▸ **REQUIREMENT**
Copy the data precisely, keeping every character.

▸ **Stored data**
★ ★ ★ ★ ★ ★ ★
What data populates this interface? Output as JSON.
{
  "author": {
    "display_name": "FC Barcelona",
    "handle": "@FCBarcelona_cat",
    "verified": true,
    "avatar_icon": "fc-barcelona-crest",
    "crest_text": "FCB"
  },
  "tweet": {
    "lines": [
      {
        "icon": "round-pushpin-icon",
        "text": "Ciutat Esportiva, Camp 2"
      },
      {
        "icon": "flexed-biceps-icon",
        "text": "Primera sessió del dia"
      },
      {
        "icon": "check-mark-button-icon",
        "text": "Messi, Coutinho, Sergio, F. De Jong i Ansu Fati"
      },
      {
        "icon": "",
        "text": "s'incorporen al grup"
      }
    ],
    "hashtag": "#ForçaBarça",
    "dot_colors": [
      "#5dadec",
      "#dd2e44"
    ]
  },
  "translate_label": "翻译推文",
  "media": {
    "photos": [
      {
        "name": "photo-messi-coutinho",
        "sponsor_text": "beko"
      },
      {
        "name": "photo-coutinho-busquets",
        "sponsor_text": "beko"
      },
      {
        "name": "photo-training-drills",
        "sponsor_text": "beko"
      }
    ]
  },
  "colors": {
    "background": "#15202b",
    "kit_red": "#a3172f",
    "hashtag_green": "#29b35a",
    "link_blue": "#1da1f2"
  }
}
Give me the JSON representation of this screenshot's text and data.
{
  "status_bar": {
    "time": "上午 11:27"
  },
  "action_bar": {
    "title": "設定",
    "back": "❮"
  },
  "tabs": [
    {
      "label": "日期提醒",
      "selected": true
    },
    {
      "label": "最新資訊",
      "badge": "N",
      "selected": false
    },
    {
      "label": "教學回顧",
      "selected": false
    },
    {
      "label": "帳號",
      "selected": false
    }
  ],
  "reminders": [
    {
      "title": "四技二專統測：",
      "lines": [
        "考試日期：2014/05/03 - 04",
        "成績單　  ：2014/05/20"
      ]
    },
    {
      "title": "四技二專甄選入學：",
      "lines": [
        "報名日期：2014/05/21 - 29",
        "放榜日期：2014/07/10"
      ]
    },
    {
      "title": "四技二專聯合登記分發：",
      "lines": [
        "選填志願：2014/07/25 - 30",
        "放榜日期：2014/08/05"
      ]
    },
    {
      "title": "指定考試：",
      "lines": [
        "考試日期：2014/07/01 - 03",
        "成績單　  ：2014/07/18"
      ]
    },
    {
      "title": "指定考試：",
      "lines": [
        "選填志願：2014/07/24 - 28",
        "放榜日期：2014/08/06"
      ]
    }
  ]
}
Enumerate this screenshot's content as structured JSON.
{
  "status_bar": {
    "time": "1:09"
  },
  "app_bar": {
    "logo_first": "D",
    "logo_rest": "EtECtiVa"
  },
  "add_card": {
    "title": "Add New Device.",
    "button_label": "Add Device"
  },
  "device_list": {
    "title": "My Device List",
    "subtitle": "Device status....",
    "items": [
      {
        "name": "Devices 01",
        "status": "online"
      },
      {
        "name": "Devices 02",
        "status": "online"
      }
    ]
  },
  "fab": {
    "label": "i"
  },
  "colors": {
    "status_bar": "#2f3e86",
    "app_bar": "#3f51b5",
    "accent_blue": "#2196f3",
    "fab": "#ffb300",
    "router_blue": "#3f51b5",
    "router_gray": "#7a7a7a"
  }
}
★ ★ ★ ★ ★ ★ ★
▸ **TASK ANSWER**
What data populates this interface? Output as JSON.
{
  "author": {
    "display_name": "FC Barcelona",
    "handle": "@FCBarcelona_cat",
    "verified": true,
    "avatar_icon": "fc-barcelona-crest",
    "crest_text": "FCB"
  },
  "tweet": {
    "lines": [
      {
        "icon": "round-pushpin-icon",
        "text": "Ciutat Esportiva, Camp 2"
      },
      {
        "icon": "flexed-biceps-icon",
        "text": "Primera sessió del dia"
      },
      {
        "icon": "check-mark-button-icon",
        "text": "Messi, Coutinho, Sergio, F. De Jong i Ansu Fati"
      },
      {
        "icon": "",
        "text": "s'incorporen al grup"
      }
    ],
    "hashtag": "#ForçaBarça",
    "dot_colors": [
      "#5dadec",
      "#dd2e44"
    ]
  },
  "translate_label": "翻译推文",
  "media": {
    "photos": [
      {
        "name": "photo-messi-coutinho",
        "sponsor_text": "beko"
      },
      {
        "name": "photo-coutinho-busquets",
        "sponsor_text": "beko"
      },
      {
        "name": "photo-training-drills",
        "sponsor_text": "beko"
      }
    ]
  },
  "colors": {
    "background": "#15202b",
    "kit_red": "#a3172f",
    "hashtag_green": "#29b35a",
    "link_blue": "#1da1f2"
  }
}
Give me the JSON representation of this screenshot's text and data.
{
  "status_bar": {
    "time": "上午 11:27"
  },
  "action_bar": {
    "title": "設定",
    "back": "❮"
  },
  "tabs": [
    {
      "label": "日期提醒",
      "selected": true
    },
    {
      "label": "最新資訊",
      "badge": "N",
      "selected": false
    },
    {
      "label": "教學回顧",
      "selected": false
    },
    {
      "label": "帳號",
      "selected": false
    }
  ],
  "reminders": [
    {
      "title": "四技二專統測：",
      "lines": [
        "考試日期：2014/05/03 - 04",
        "成績單　  ：2014/05/20"
      ]
    },
    {
      "title": "四技二專甄選入學：",
      "lines": [
        "報名日期：2014/05/21 - 29",
        "放榜日期：2014/07/10"
      ]
    },
    {
      "title": "四技二專聯合登記分發：",
      "lines": [
        "選填志願：2014/07/25 - 30",
        "放榜日期：2014/08/05"
      ]
    },
    {
      "title": "指定考試：",
      "lines": [
        "考試日期：2014/07/01 - 03",
        "成績單　  ：2014/07/18"
      ]
    },
    {
      "title": "指定考試：",
      "lines": [
        "選填志願：2014/07/24 - 28",
        "放榜日期：2014/08/06"
      ]
    }
  ]
}
Enumerate this screenshot's content as structured JSON.
{
  "status_bar": {
    "time": "1:09"
  },
  "app_bar": {
    "logo_first": "D",
    "logo_rest": "EtECtiVa"
  },
  "add_card": {
    "title": "Add New Device.",
    "button_label": "Add Device"
  },
  "device_list": {
    "title": "My Device List",
    "subtitle": "Device status....",
    "items": [
      {
        "name": "Devices 01",
        "status": "online"
      },
      {
        "name": "Devices 02",
        "status": "online"
      }
    ]
  },
  "fab": {
    "label": "i"
  },
  "colors": {
    "status_bar": "#2f3e86",
    "app_bar": "#3f51b5",
    "accent_blue": "#2196f3",
    "fab": "#ffb300",
    "router_blue": "#3f51b5",
    "router_gray": "#7a7a7a"
  }
}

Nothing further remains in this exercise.